Exercise brief
Write out the listing below exactly, and omit any images you find in it.

Dataset records
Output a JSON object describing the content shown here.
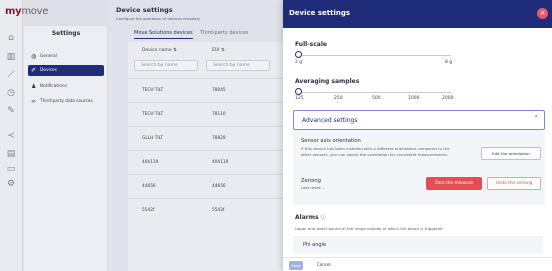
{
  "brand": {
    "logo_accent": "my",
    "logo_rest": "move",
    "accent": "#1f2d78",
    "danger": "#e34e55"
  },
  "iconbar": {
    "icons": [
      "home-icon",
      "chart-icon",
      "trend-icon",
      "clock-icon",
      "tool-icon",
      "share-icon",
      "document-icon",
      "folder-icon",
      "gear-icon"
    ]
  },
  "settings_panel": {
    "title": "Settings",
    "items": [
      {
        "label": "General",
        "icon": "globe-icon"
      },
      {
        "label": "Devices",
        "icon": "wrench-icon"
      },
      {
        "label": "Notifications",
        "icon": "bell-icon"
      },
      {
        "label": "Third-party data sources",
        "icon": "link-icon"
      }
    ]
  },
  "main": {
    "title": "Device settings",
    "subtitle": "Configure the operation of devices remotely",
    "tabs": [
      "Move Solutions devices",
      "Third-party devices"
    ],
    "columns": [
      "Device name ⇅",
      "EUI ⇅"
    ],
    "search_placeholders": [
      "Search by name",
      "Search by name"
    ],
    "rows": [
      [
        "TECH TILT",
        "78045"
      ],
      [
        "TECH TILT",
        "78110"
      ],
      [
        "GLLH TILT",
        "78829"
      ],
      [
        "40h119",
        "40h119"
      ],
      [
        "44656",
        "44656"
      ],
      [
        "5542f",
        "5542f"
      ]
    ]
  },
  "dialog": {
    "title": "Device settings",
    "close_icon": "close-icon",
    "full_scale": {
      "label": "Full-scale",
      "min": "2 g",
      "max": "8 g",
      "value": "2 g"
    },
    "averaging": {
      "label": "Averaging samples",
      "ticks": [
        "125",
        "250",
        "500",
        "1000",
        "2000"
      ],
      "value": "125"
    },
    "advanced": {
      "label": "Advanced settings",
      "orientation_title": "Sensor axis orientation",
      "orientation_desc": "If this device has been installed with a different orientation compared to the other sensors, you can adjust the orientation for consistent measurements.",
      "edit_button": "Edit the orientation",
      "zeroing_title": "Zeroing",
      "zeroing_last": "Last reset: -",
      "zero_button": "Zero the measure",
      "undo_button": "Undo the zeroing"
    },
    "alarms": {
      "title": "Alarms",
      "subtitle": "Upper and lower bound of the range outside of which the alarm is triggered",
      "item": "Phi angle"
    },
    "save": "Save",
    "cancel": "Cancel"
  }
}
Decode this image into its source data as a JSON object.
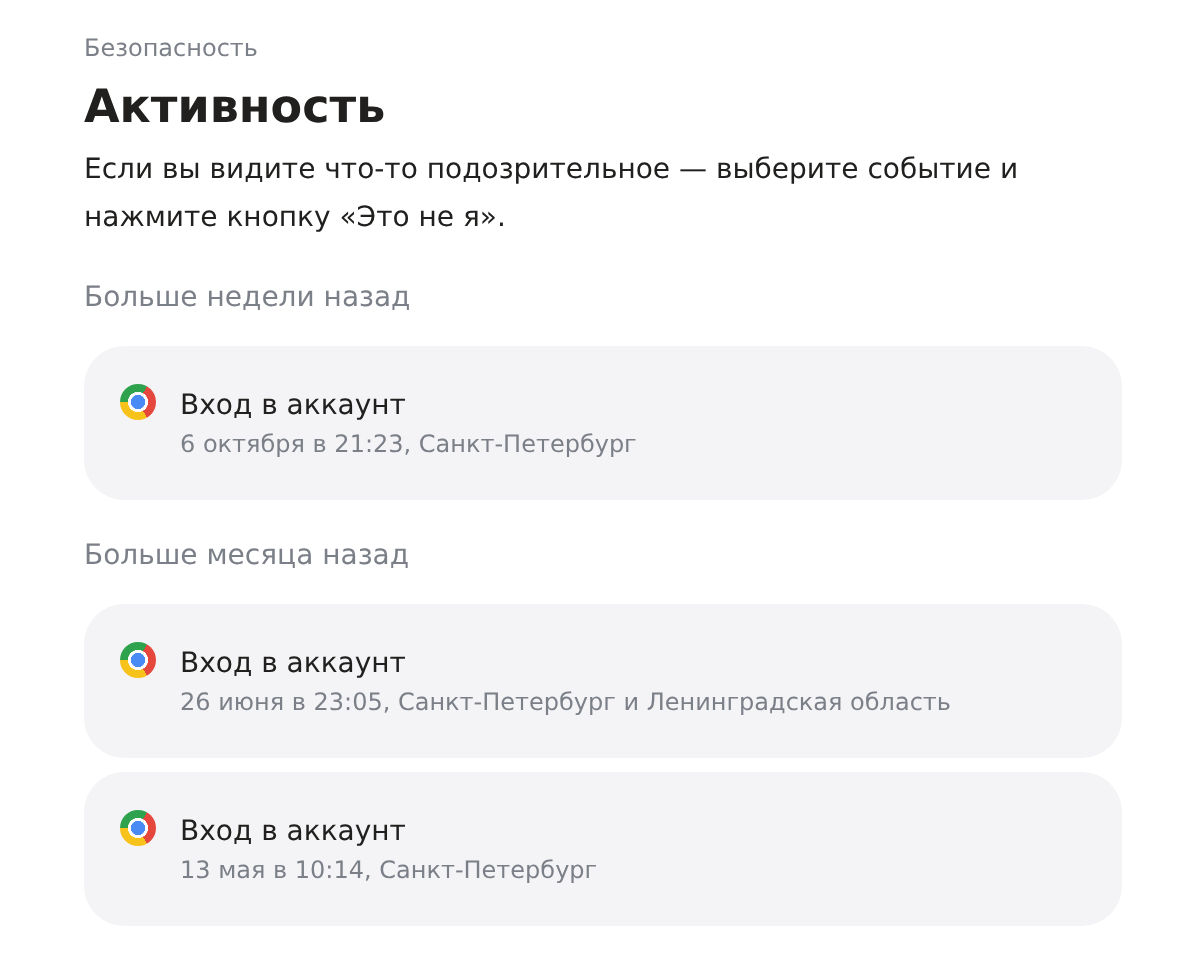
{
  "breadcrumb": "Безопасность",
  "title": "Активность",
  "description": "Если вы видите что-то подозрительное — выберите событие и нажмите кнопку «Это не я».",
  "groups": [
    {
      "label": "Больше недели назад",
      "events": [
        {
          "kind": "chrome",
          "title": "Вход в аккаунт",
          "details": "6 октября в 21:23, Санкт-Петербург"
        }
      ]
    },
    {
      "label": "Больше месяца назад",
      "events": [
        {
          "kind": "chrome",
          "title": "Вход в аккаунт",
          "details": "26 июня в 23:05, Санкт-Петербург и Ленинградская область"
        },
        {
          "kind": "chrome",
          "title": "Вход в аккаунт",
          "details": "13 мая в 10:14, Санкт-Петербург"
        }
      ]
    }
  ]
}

Reply to the task
Output a JSON object describing the content shown here.
{
  "brand": {
    "logo_accent": "my",
    "logo_rest": "move",
    "accent": "#1f2d78",
    "danger": "#e34e55"
  },
  "iconbar": {
    "icons": [
      "home-icon",
      "chart-icon",
      "trend-icon",
      "clock-icon",
      "tool-icon",
      "share-icon",
      "document-icon",
      "folder-icon",
      "gear-icon"
    ]
  },
  "settings_panel": {
    "title": "Settings",
    "items": [
      {
        "label": "General",
        "icon": "globe-icon"
      },
      {
        "label": "Devices",
        "icon": "wrench-icon"
      },
      {
        "label": "Notifications",
        "icon": "bell-icon"
      },
      {
        "label": "Third-party data sources",
        "icon": "link-icon"
      }
    ]
  },
  "main": {
    "title": "Device settings",
    "subtitle": "Configure the operation of devices remotely",
    "tabs": [
      "Move Solutions devices",
      "Third-party devices"
    ],
    "columns": [
      "Device name ⇅",
      "EUI ⇅"
    ],
    "search_placeholders": [
      "Search by name",
      "Search by name"
    ],
    "rows": [
      [
        "TECH TILT",
        "78045"
      ],
      [
        "TECH TILT",
        "78110"
      ],
      [
        "GLLH TILT",
        "78829"
      ],
      [
        "40h119",
        "40h119"
      ],
      [
        "44656",
        "44656"
      ],
      [
        "5542f",
        "5542f"
      ]
    ]
  },
  "dialog": {
    "title": "Device settings",
    "close_icon": "close-icon",
    "full_scale": {
      "label": "Full-scale",
      "min": "2 g",
      "max": "8 g",
      "value": "2 g"
    },
    "averaging": {
      "label": "Averaging samples",
      "ticks": [
        "125",
        "250",
        "500",
        "1000",
        "2000"
      ],
      "value": "125"
    },
    "advanced": {
      "label": "Advanced settings",
      "orientation_title": "Sensor axis orientation",
      "orientation_desc": "If this device has been installed with a different orientation compared to the other sensors, you can adjust the orientation for consistent measurements.",
      "edit_button": "Edit the orientation",
      "zeroing_title": "Zeroing",
      "zeroing_last": "Last reset: -",
      "zero_button": "Zero the measure",
      "undo_button": "Undo the zeroing"
    },
    "alarms": {
      "title": "Alarms",
      "subtitle": "Upper and lower bound of the range outside of which the alarm is triggered",
      "item": "Phi angle"
    },
    "save": "Save",
    "cancel": "Cancel"
  }
}
Decode this image into its source data as a JSON object.
{
  "breadcrumb": "Безопасность",
  "title": "Активность",
  "description": "Если вы видите что-то подозрительное — выберите событие и нажмите кнопку «Это не я».",
  "groups": [
    {
      "label": "Больше недели назад",
      "events": [
        {
          "kind": "chrome",
          "title": "Вход в аккаунт",
          "details": "6 октября в 21:23, Санкт-Петербург"
        }
      ]
    },
    {
      "label": "Больше месяца назад",
      "events": [
        {
          "kind": "chrome",
          "title": "Вход в аккаунт",
          "details": "26 июня в 23:05, Санкт-Петербург и Ленинградская область"
        },
        {
          "kind": "chrome",
          "title": "Вход в аккаунт",
          "details": "13 мая в 10:14, Санкт-Петербург"
        }
      ]
    }
  ]
}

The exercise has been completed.